RECORDS FOR THE EXERCISE =>
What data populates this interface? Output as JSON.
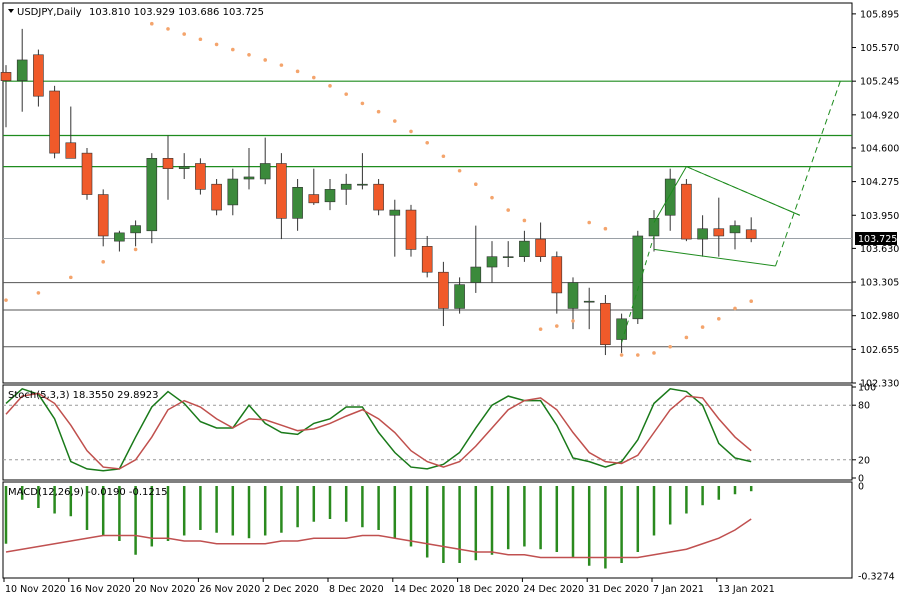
{
  "header": {
    "symbol": "USDJPY,Daily",
    "ohlc": "103.810 103.929 103.686 103.725"
  },
  "price_tag": "103.725",
  "chart_data": [
    {
      "type": "candlestick",
      "title": "USDJPY,Daily",
      "ylim": [
        102.33,
        106.0
      ],
      "price_ticks": [
        "105.895",
        "105.570",
        "105.245",
        "104.920",
        "104.600",
        "104.275",
        "103.950",
        "103.630",
        "103.305",
        "102.980",
        "102.655",
        "102.330"
      ],
      "date_ticks": [
        {
          "label": "10 Nov 2020",
          "i": 0
        },
        {
          "label": "16 Nov 2020",
          "i": 4
        },
        {
          "label": "20 Nov 2020",
          "i": 8
        },
        {
          "label": "26 Nov 2020",
          "i": 12
        },
        {
          "label": "2 Dec 2020",
          "i": 16
        },
        {
          "label": "8 Dec 2020",
          "i": 20
        },
        {
          "label": "14 Dec 2020",
          "i": 24
        },
        {
          "label": "18 Dec 2020",
          "i": 28
        },
        {
          "label": "24 Dec 2020",
          "i": 32
        },
        {
          "label": "31 Dec 2020",
          "i": 36
        },
        {
          "label": "7 Jan 2021",
          "i": 40
        },
        {
          "label": "13 Jan 2021",
          "i": 44
        }
      ],
      "candles": [
        [
          105.33,
          105.4,
          104.8,
          105.25
        ],
        [
          105.25,
          105.75,
          104.95,
          105.45
        ],
        [
          105.5,
          105.55,
          105.0,
          105.1
        ],
        [
          105.15,
          105.2,
          104.5,
          104.55
        ],
        [
          104.65,
          105.0,
          104.5,
          104.5
        ],
        [
          104.55,
          104.6,
          104.1,
          104.15
        ],
        [
          104.15,
          104.2,
          103.65,
          103.75
        ],
        [
          103.7,
          103.8,
          103.6,
          103.78
        ],
        [
          103.78,
          103.9,
          103.65,
          103.85
        ],
        [
          103.8,
          104.55,
          103.68,
          104.5
        ],
        [
          104.5,
          104.72,
          104.1,
          104.4
        ],
        [
          104.4,
          104.55,
          104.3,
          104.42
        ],
        [
          104.45,
          104.5,
          104.15,
          104.2
        ],
        [
          104.25,
          104.3,
          103.95,
          104.0
        ],
        [
          104.05,
          104.4,
          103.95,
          104.3
        ],
        [
          104.3,
          104.6,
          104.2,
          104.32
        ],
        [
          104.3,
          104.7,
          104.25,
          104.45
        ],
        [
          104.45,
          104.55,
          103.72,
          103.92
        ],
        [
          103.92,
          104.3,
          103.8,
          104.22
        ],
        [
          104.15,
          104.4,
          104.05,
          104.07
        ],
        [
          104.08,
          104.3,
          104.0,
          104.2
        ],
        [
          104.2,
          104.35,
          104.05,
          104.25
        ],
        [
          104.25,
          104.55,
          104.2,
          104.25
        ],
        [
          104.25,
          104.3,
          103.95,
          104.0
        ],
        [
          103.95,
          104.1,
          103.55,
          104.0
        ],
        [
          104.0,
          104.05,
          103.55,
          103.62
        ],
        [
          103.65,
          103.75,
          103.35,
          103.4
        ],
        [
          103.4,
          103.5,
          102.88,
          103.05
        ],
        [
          103.05,
          103.35,
          103.0,
          103.28
        ],
        [
          103.3,
          103.85,
          103.2,
          103.45
        ],
        [
          103.45,
          103.7,
          103.3,
          103.55
        ],
        [
          103.55,
          103.7,
          103.45,
          103.55
        ],
        [
          103.55,
          103.8,
          103.5,
          103.7
        ],
        [
          103.72,
          103.88,
          103.5,
          103.55
        ],
        [
          103.55,
          103.6,
          103.0,
          103.2
        ],
        [
          103.05,
          103.35,
          102.85,
          103.3
        ],
        [
          103.12,
          103.25,
          102.85,
          103.12
        ],
        [
          103.1,
          103.18,
          102.6,
          102.7
        ],
        [
          102.75,
          103.0,
          102.62,
          102.95
        ],
        [
          102.95,
          103.8,
          102.9,
          103.75
        ],
        [
          103.75,
          104.0,
          103.6,
          103.92
        ],
        [
          103.95,
          104.4,
          103.8,
          104.3
        ],
        [
          104.25,
          104.3,
          103.7,
          103.72
        ],
        [
          103.72,
          103.95,
          103.55,
          103.82
        ],
        [
          103.82,
          104.12,
          103.55,
          103.75
        ],
        [
          103.78,
          103.9,
          103.62,
          103.85
        ],
        [
          103.81,
          103.93,
          103.69,
          103.725
        ]
      ],
      "parabolic_sar": [
        {
          "i": 0,
          "v": 103.13
        },
        {
          "i": 2,
          "v": 103.2
        },
        {
          "i": 4,
          "v": 103.35
        },
        {
          "i": 6,
          "v": 103.5
        },
        {
          "i": 8,
          "v": 103.62
        },
        {
          "i": 9,
          "v": 105.8
        },
        {
          "i": 10,
          "v": 105.75
        },
        {
          "i": 11,
          "v": 105.7
        },
        {
          "i": 12,
          "v": 105.65
        },
        {
          "i": 13,
          "v": 105.6
        },
        {
          "i": 14,
          "v": 105.55
        },
        {
          "i": 15,
          "v": 105.5
        },
        {
          "i": 16,
          "v": 105.45
        },
        {
          "i": 17,
          "v": 105.4
        },
        {
          "i": 18,
          "v": 105.34
        },
        {
          "i": 19,
          "v": 105.28
        },
        {
          "i": 20,
          "v": 105.2
        },
        {
          "i": 21,
          "v": 105.12
        },
        {
          "i": 22,
          "v": 105.03
        },
        {
          "i": 23,
          "v": 104.95
        },
        {
          "i": 24,
          "v": 104.86
        },
        {
          "i": 25,
          "v": 104.76
        },
        {
          "i": 26,
          "v": 104.65
        },
        {
          "i": 27,
          "v": 104.52
        },
        {
          "i": 28,
          "v": 104.38
        },
        {
          "i": 29,
          "v": 104.25
        },
        {
          "i": 30,
          "v": 104.12
        },
        {
          "i": 31,
          "v": 104.0
        },
        {
          "i": 32,
          "v": 103.9
        },
        {
          "i": 33,
          "v": 102.85
        },
        {
          "i": 34,
          "v": 102.88
        },
        {
          "i": 35,
          "v": 102.93
        },
        {
          "i": 36,
          "v": 103.88
        },
        {
          "i": 37,
          "v": 103.82
        },
        {
          "i": 38,
          "v": 102.6
        },
        {
          "i": 39,
          "v": 102.6
        },
        {
          "i": 40,
          "v": 102.62
        },
        {
          "i": 41,
          "v": 102.68
        },
        {
          "i": 42,
          "v": 102.77
        },
        {
          "i": 43,
          "v": 102.87
        },
        {
          "i": 44,
          "v": 102.95
        },
        {
          "i": 45,
          "v": 103.05
        },
        {
          "i": 46,
          "v": 103.12
        }
      ],
      "levels_green": [
        105.245,
        104.72,
        104.42
      ],
      "levels_gray": [
        103.725,
        103.3,
        103.035,
        102.68
      ]
    },
    {
      "type": "line",
      "title": "Stoch(5,3,3) 18.3550 29.8923",
      "ylim": [
        0,
        100
      ],
      "ticks": [
        "100",
        "80",
        "20",
        "0"
      ],
      "levels": [
        80,
        20
      ],
      "series": [
        {
          "name": "main",
          "color": "#1a7a1a",
          "values": [
            82,
            98,
            92,
            65,
            18,
            10,
            8,
            10,
            45,
            78,
            95,
            82,
            62,
            55,
            55,
            80,
            60,
            50,
            48,
            60,
            65,
            78,
            78,
            50,
            28,
            12,
            10,
            15,
            28,
            55,
            80,
            90,
            85,
            85,
            58,
            22,
            18,
            12,
            18,
            42,
            82,
            98,
            95,
            80,
            38,
            22,
            18
          ]
        },
        {
          "name": "signal",
          "color": "#c0504d",
          "values": [
            70,
            90,
            93,
            82,
            58,
            30,
            12,
            10,
            20,
            45,
            75,
            85,
            78,
            65,
            55,
            65,
            64,
            58,
            52,
            54,
            60,
            68,
            75,
            65,
            50,
            30,
            18,
            12,
            18,
            35,
            55,
            75,
            85,
            88,
            75,
            50,
            28,
            18,
            16,
            25,
            50,
            75,
            90,
            88,
            65,
            45,
            30
          ]
        }
      ]
    },
    {
      "type": "bar",
      "title": "MACD(12,26,9) -0.0190 -0.1215",
      "ylim": [
        -0.3274,
        0
      ],
      "ticks": [
        "0",
        "-0.3274"
      ],
      "histogram": [
        -0.21,
        -0.05,
        -0.08,
        -0.1,
        -0.11,
        -0.16,
        -0.18,
        -0.2,
        -0.25,
        -0.22,
        -0.2,
        -0.18,
        -0.16,
        -0.17,
        -0.18,
        -0.19,
        -0.18,
        -0.17,
        -0.15,
        -0.13,
        -0.12,
        -0.13,
        -0.15,
        -0.16,
        -0.19,
        -0.22,
        -0.26,
        -0.28,
        -0.28,
        -0.27,
        -0.25,
        -0.23,
        -0.22,
        -0.23,
        -0.24,
        -0.26,
        -0.29,
        -0.3,
        -0.28,
        -0.24,
        -0.18,
        -0.14,
        -0.1,
        -0.07,
        -0.05,
        -0.03,
        -0.019
      ],
      "signal": [
        -0.24,
        -0.23,
        -0.22,
        -0.21,
        -0.2,
        -0.19,
        -0.18,
        -0.18,
        -0.18,
        -0.19,
        -0.19,
        -0.2,
        -0.2,
        -0.21,
        -0.21,
        -0.21,
        -0.21,
        -0.2,
        -0.2,
        -0.19,
        -0.19,
        -0.19,
        -0.18,
        -0.18,
        -0.19,
        -0.2,
        -0.21,
        -0.22,
        -0.23,
        -0.24,
        -0.24,
        -0.25,
        -0.25,
        -0.26,
        -0.26,
        -0.26,
        -0.26,
        -0.26,
        -0.26,
        -0.26,
        -0.25,
        -0.24,
        -0.23,
        -0.21,
        -0.19,
        -0.16,
        -0.12
      ]
    }
  ],
  "colors": {
    "bull": "#3b8a3b",
    "bear": "#f05a2a",
    "green_line": "#1e8c1e",
    "gray_line": "#555555",
    "sar": "#f4a46c",
    "stoch_main": "#1a7a1a",
    "stoch_signal": "#c0504d",
    "macd_hist": "#2a8a1e",
    "macd_signal": "#c05050"
  }
}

TASK REQUIREMENTS => Scan the material above. Copy each line where "USDJPY" occurs.

OUTPUT OF THE EXERCISE =>
    "symbol": "USDJPY,Daily",
      "title": "USDJPY,Daily",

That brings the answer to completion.